======== FRAGMENTO DEL DOCUMENTO

Isabel Clara Eugenia, la hija más querida de Felipe II que pudo ser reina de España
Fue una soberana prudente y culta que logró la paz donde su padre solo había encontrado guerra

Retrato de Isabel Clara Eugenia por Peter Paul Rubens (ca. 1625, Museo del Prado)
Se acerca el final de octubre y los días son cada vez más cortos. Una mujer de 67 años pasea por los jardines del Palacio de Coudenberg. Viste el hábito de terciaria franciscana y camina con la mirada triste, resignada. No sabe cuánto de vida le queda, pero intuye que su final está próximo. Lo acepta con serenidad, porque sabe que, tras ese último paso, la espera su amado Alberto.
Estamos en el año 1633, y esa mujer es Isabel Clara Eugenia, gobernadora de los Países Bajos —otrora su soberana—, viuda del archiduque Alberto de Austria, hija de Felipe II e Isabel de Valois, nieta de Carlos I y Isabel de Portugal, bisnieta de Juana I de Castilla y Felipe el Hermoso, tataranieta de los Reyes Católicos.

================
======== DATOS DISPONIBLES

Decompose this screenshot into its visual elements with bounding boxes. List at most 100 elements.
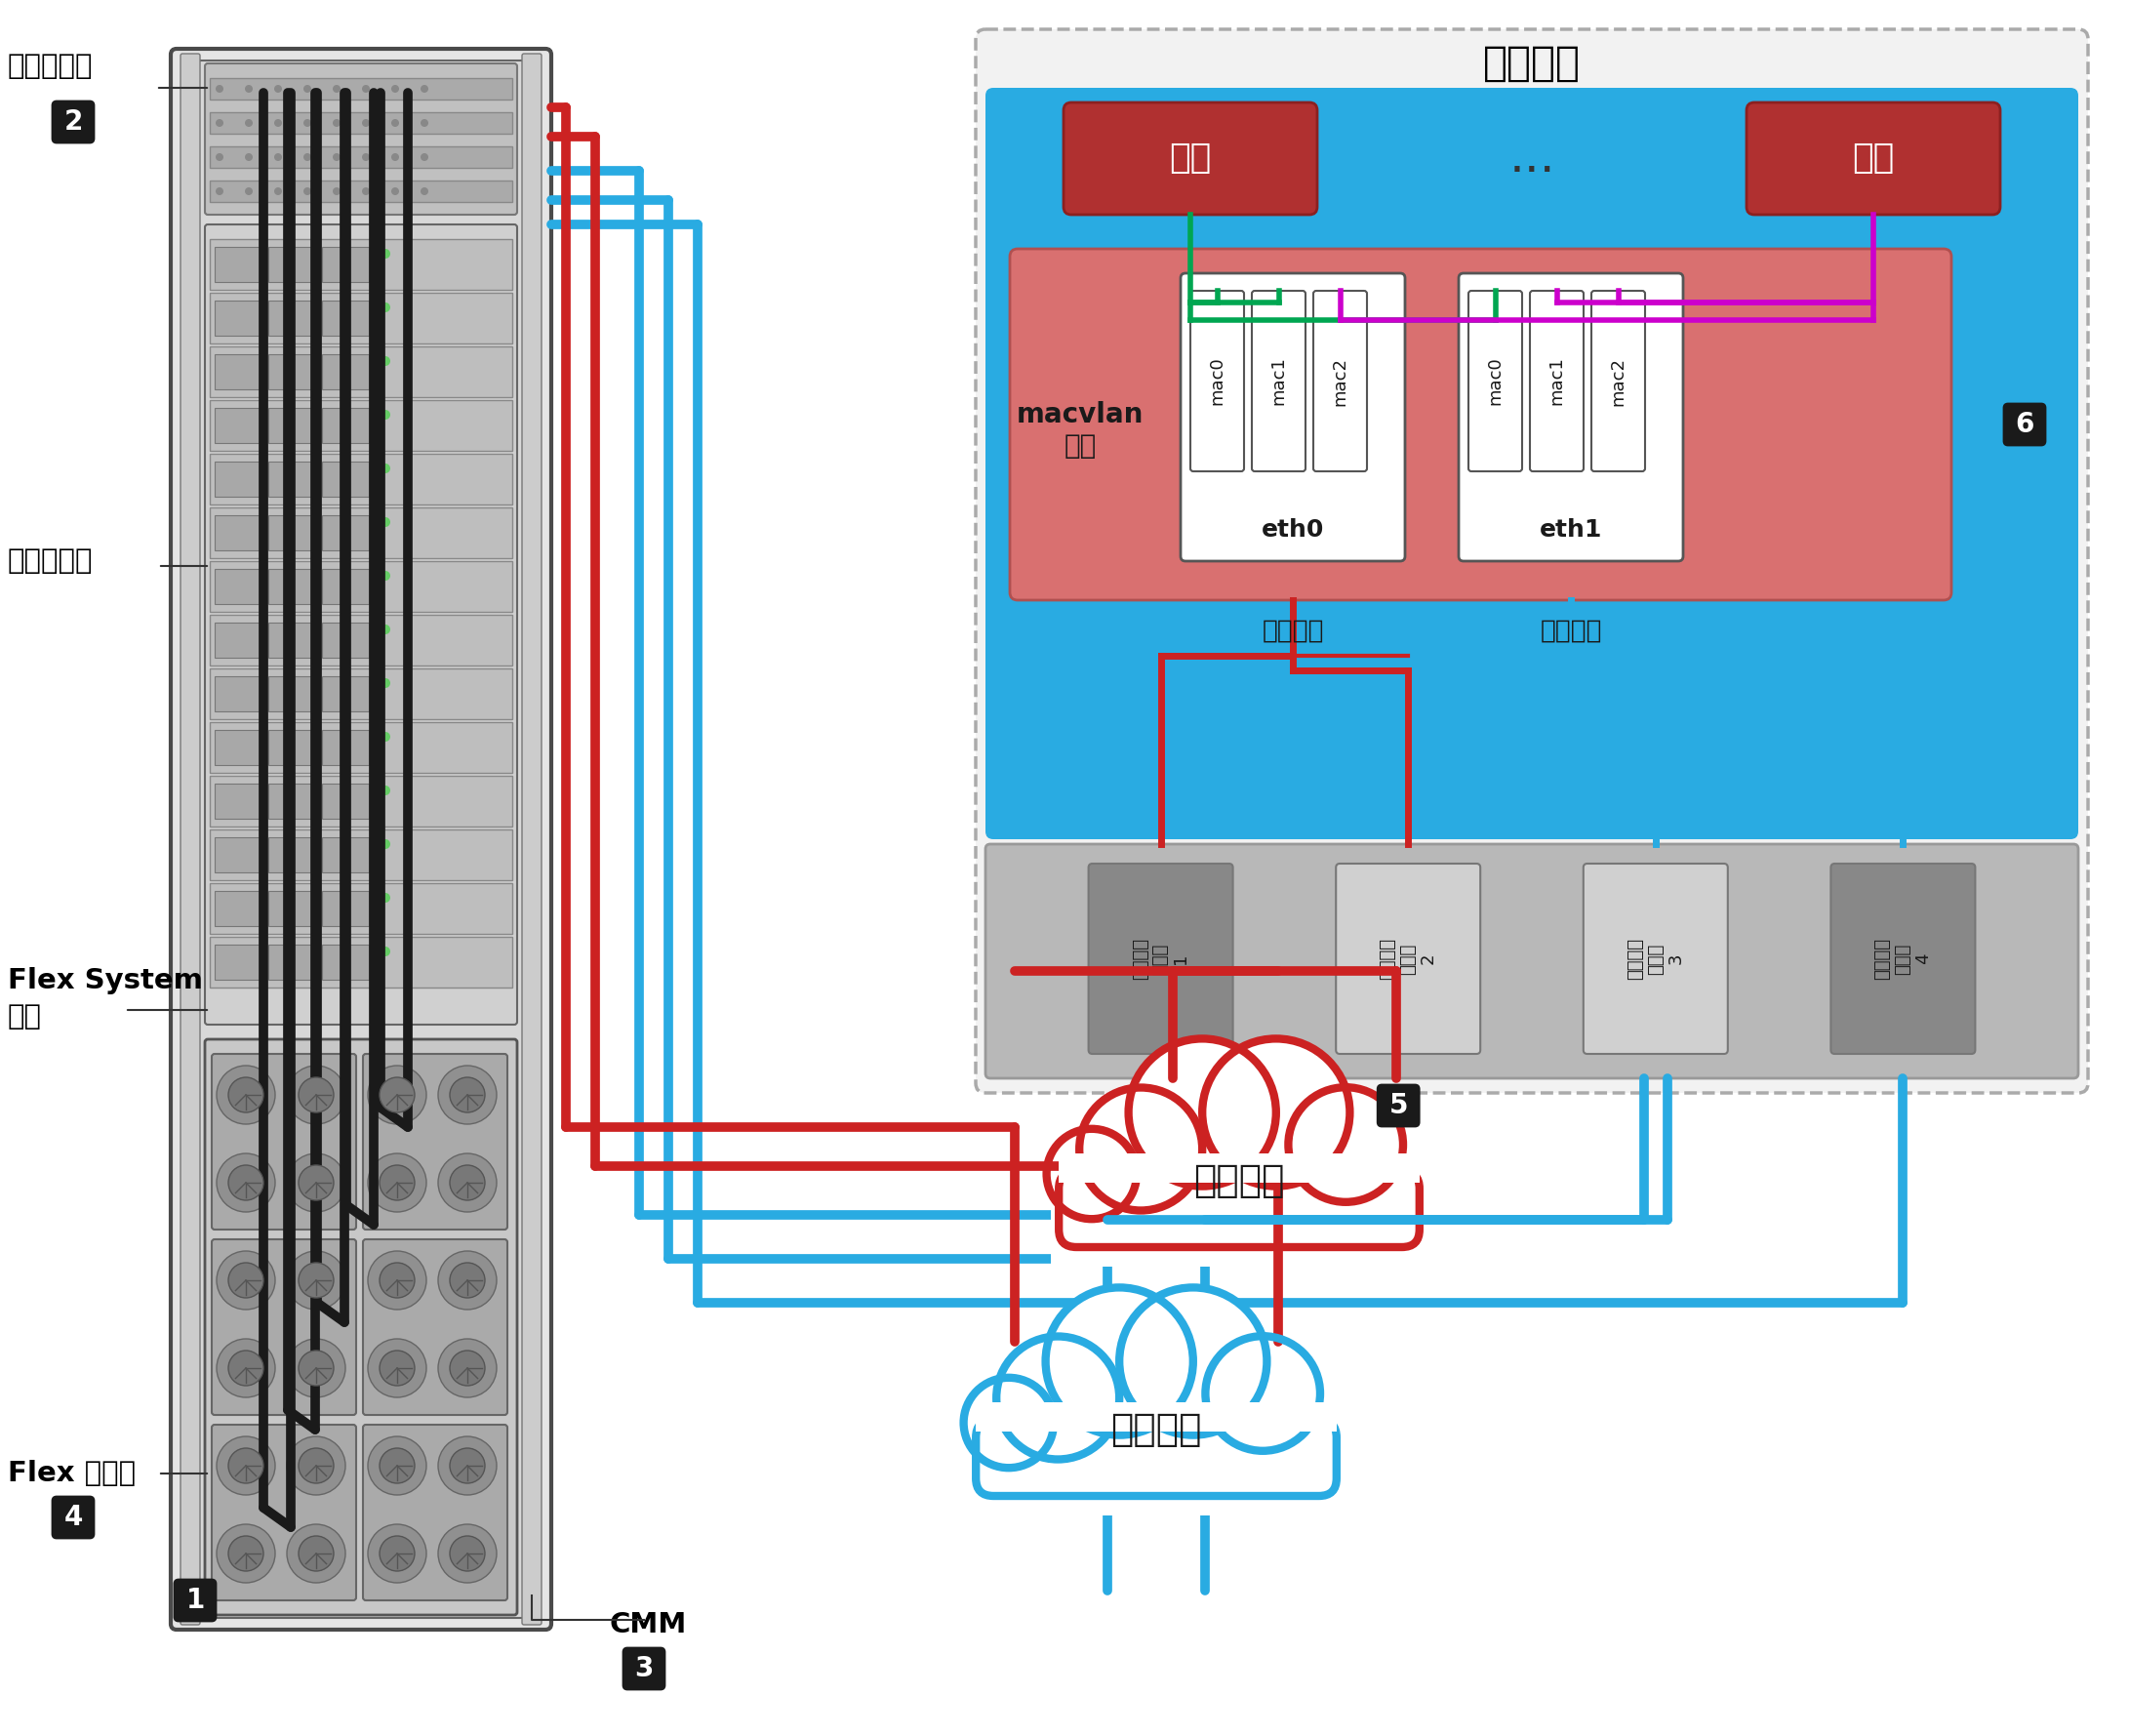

================

INSTRUCCIONES.
(a) Vuelve a escribir el pasaje del texto sobre Isabel Clara Eugenia que comienza en "Isabel Clara Eugenia, la" y termina en "Museo del Prado)".
(b) Enumera todos los antepasados de Isabel Clara Eugenia que se nombran en el texto sobre ella.

SOLUCIONES.
(a)
Isabel Clara Eugenia, la hija más querida de Felipe II que pudo ser reina de España
Fue una soberana prudente y culta que logró la paz donde su padre solo había encontrado guerra

Retrato de Isabel Clara Eugenia por Peter Paul Rubens (ca. 1625, Museo del Prado)

(b)
Felipe II
Isabel de Valois
Carlos I
Isabel de Portugal
Juana I de Castilla
Felipe el Hermoso
Los Reyes Católicos